--- start ---

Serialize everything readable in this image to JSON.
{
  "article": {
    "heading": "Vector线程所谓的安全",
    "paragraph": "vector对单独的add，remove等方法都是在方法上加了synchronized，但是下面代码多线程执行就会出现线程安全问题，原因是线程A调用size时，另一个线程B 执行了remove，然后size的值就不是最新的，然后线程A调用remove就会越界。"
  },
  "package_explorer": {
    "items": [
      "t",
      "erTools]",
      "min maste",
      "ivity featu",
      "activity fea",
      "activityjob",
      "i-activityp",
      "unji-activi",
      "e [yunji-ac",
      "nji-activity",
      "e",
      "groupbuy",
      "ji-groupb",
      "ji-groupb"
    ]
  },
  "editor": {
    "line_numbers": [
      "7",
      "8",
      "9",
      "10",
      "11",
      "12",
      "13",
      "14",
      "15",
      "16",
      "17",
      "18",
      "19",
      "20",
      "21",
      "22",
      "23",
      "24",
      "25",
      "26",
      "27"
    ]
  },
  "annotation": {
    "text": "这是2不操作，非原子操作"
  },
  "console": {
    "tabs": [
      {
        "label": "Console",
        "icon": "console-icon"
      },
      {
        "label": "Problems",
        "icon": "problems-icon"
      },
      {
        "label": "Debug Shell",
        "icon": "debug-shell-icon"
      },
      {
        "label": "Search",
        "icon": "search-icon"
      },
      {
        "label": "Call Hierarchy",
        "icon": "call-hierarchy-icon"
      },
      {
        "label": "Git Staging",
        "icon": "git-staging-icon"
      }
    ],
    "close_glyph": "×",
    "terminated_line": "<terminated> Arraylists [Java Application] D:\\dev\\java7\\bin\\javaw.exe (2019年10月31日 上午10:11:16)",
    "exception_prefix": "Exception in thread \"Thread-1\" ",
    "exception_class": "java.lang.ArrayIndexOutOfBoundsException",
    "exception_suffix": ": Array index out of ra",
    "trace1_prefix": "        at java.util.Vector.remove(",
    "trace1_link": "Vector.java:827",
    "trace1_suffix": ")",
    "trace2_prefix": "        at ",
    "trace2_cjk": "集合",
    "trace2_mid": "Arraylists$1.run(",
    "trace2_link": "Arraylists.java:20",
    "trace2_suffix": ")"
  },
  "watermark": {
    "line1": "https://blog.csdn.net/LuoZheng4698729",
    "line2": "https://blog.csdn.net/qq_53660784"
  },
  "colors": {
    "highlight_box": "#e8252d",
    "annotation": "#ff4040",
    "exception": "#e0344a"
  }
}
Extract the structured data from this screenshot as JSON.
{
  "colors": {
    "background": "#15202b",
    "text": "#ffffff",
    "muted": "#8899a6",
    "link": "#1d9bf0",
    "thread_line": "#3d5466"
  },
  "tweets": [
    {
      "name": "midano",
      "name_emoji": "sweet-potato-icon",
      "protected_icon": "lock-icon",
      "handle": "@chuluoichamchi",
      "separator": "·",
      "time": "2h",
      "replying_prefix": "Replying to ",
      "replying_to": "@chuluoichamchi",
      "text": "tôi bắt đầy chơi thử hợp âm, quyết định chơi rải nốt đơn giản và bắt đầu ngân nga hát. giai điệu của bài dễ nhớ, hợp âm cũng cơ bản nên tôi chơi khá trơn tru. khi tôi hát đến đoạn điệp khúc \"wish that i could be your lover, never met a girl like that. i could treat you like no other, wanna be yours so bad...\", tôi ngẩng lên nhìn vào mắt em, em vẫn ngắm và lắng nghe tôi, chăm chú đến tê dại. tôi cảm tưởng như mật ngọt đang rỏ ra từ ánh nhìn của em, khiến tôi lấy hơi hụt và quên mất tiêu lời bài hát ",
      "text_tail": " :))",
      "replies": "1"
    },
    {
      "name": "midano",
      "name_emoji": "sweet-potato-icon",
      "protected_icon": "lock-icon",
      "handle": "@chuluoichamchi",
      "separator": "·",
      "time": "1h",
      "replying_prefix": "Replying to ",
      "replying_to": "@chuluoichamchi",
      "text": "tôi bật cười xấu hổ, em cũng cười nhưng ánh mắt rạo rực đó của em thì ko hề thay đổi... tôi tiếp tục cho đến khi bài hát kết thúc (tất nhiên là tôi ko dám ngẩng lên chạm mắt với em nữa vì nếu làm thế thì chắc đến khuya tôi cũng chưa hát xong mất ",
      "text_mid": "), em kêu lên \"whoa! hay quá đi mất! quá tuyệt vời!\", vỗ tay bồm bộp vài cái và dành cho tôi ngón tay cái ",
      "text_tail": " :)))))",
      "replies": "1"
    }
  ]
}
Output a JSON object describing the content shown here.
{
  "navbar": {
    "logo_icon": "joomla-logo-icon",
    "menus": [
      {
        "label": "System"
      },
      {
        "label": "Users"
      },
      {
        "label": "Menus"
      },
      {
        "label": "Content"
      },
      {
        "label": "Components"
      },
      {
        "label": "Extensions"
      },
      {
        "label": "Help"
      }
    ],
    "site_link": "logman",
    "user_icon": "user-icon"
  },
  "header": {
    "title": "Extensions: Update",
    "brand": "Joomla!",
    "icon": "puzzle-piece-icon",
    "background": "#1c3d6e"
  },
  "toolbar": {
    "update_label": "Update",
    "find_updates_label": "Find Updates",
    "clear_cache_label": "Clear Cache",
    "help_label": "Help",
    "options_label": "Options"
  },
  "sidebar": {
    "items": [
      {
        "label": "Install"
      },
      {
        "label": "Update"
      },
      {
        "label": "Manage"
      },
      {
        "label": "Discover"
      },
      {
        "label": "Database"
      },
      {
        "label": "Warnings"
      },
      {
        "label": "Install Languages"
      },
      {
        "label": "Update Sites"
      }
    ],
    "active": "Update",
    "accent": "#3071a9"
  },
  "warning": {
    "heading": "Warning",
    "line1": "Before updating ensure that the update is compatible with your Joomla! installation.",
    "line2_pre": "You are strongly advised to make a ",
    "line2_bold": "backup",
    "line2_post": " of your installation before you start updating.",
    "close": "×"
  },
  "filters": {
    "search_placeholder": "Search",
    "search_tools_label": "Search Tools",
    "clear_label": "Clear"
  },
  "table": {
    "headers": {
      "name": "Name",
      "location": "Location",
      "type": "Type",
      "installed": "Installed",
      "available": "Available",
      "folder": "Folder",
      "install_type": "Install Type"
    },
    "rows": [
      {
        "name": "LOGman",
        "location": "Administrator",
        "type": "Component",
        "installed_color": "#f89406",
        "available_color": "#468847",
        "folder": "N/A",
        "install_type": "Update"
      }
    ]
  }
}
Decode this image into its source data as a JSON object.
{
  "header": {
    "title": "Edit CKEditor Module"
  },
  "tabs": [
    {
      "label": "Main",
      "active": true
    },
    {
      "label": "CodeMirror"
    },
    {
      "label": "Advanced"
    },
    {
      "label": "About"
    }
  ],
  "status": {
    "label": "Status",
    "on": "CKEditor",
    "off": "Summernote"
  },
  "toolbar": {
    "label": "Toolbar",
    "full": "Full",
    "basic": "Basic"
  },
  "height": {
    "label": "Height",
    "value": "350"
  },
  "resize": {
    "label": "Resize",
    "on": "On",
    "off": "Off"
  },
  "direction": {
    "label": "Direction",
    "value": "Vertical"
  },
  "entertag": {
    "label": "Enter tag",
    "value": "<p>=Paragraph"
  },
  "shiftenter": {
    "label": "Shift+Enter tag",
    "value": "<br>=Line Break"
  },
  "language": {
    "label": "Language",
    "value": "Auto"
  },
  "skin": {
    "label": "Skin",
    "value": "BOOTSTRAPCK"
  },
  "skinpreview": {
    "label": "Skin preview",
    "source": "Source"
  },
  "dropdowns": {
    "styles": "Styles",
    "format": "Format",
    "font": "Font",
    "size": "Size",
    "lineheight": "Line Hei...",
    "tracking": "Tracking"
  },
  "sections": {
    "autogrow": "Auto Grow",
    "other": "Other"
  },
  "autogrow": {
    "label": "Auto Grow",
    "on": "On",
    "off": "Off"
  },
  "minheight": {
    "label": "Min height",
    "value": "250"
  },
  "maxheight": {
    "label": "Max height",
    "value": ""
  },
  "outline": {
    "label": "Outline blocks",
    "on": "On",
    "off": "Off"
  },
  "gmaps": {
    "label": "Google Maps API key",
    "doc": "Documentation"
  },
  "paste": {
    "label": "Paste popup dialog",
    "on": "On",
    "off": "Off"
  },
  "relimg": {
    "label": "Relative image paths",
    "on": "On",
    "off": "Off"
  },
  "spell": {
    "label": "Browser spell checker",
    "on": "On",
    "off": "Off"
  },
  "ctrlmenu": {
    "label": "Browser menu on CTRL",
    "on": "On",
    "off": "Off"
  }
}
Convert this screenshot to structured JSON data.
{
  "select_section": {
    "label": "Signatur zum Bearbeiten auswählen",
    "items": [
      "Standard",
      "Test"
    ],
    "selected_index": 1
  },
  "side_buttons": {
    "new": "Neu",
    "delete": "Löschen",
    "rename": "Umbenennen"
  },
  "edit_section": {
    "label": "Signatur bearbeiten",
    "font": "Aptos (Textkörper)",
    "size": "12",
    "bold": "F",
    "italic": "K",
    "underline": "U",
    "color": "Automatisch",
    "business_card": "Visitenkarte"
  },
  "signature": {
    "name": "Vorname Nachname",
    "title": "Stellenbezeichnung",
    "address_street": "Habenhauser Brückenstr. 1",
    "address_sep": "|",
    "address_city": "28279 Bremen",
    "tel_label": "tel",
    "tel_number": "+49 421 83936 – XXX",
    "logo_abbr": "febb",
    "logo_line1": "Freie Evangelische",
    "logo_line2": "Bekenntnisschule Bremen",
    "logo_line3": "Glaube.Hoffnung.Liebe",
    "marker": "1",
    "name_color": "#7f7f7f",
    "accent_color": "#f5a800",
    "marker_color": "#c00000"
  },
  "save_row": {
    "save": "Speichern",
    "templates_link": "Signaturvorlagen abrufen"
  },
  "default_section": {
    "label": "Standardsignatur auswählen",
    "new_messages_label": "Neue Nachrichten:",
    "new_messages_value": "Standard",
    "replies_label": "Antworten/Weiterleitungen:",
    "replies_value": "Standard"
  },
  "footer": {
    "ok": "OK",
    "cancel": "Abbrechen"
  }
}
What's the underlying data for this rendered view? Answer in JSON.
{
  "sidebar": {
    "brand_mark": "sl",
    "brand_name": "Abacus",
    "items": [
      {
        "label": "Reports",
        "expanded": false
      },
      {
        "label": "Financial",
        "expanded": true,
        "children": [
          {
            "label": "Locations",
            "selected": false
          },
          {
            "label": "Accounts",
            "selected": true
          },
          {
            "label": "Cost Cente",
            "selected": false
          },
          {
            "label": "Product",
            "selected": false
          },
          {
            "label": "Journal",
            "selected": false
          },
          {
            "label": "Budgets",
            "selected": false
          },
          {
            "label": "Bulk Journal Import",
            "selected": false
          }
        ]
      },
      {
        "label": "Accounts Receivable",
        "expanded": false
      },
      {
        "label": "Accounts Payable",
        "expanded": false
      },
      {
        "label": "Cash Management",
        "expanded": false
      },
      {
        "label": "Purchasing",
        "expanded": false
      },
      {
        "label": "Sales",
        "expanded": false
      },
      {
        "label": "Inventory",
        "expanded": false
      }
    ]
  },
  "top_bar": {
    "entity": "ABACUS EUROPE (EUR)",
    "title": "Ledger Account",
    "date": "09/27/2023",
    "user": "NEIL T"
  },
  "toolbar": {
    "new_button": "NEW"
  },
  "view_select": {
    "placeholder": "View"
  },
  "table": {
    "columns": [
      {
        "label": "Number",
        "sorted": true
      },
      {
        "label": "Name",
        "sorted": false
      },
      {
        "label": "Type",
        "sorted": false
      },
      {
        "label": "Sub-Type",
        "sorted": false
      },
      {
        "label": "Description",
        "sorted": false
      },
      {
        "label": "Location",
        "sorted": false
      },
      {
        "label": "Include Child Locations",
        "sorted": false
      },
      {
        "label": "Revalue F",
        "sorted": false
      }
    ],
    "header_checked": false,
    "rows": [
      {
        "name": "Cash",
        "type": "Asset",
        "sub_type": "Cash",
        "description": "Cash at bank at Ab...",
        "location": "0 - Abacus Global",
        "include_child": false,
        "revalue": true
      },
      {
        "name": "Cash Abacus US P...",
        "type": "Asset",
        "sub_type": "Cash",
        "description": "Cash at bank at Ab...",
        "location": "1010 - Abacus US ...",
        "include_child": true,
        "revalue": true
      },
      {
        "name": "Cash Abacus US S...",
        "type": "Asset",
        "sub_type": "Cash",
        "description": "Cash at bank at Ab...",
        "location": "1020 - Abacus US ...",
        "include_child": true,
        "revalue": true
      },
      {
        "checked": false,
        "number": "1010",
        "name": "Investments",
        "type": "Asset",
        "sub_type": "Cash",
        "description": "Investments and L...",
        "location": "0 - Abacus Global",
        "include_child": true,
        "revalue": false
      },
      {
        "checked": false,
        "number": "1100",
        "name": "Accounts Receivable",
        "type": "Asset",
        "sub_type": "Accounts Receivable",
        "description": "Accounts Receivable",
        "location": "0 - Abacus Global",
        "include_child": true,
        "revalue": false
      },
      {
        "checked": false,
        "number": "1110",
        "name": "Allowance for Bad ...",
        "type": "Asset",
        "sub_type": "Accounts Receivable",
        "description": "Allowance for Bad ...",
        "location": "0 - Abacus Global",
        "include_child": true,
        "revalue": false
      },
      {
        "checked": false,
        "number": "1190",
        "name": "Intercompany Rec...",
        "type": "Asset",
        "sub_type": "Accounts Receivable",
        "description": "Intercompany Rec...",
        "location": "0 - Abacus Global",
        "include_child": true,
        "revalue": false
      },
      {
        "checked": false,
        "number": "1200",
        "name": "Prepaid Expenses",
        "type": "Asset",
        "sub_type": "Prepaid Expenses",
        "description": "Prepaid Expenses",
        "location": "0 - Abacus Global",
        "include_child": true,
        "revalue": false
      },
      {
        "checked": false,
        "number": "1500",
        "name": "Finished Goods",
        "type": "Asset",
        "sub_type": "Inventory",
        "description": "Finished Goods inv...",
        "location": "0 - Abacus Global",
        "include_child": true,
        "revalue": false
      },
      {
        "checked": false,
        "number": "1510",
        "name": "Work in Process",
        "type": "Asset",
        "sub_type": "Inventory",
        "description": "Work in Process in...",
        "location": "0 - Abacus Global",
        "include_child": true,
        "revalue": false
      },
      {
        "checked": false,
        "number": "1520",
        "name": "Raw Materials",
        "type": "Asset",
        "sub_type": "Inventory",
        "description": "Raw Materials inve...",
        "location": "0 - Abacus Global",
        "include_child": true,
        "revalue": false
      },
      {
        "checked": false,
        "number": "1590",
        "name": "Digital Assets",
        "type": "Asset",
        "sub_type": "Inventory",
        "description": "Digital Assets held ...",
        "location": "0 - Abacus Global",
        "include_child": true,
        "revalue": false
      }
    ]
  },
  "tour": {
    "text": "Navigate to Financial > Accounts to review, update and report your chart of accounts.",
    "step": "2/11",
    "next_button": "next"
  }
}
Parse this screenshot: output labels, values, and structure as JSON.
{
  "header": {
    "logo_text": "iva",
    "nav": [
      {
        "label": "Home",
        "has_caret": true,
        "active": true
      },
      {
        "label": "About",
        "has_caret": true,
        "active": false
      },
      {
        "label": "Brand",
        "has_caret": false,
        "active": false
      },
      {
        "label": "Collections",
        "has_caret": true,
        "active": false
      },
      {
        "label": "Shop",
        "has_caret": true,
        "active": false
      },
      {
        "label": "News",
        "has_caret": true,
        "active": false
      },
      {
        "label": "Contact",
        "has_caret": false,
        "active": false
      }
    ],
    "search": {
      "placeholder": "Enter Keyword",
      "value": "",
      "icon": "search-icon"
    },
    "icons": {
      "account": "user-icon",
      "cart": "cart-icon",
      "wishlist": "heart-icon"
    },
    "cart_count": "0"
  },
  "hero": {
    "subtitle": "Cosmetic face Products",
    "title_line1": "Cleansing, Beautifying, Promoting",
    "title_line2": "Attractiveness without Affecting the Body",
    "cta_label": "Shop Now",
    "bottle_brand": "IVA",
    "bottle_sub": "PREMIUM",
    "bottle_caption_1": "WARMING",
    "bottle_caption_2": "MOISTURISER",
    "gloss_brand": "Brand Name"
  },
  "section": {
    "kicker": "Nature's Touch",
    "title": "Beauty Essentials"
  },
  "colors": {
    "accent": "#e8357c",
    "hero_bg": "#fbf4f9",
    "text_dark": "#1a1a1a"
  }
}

--- end ---

The request
From the data, pick out every line that includes "Intercompany".

Solution below
        "name": "Intercompany Rec...",
        "description": "Intercompany Rec...",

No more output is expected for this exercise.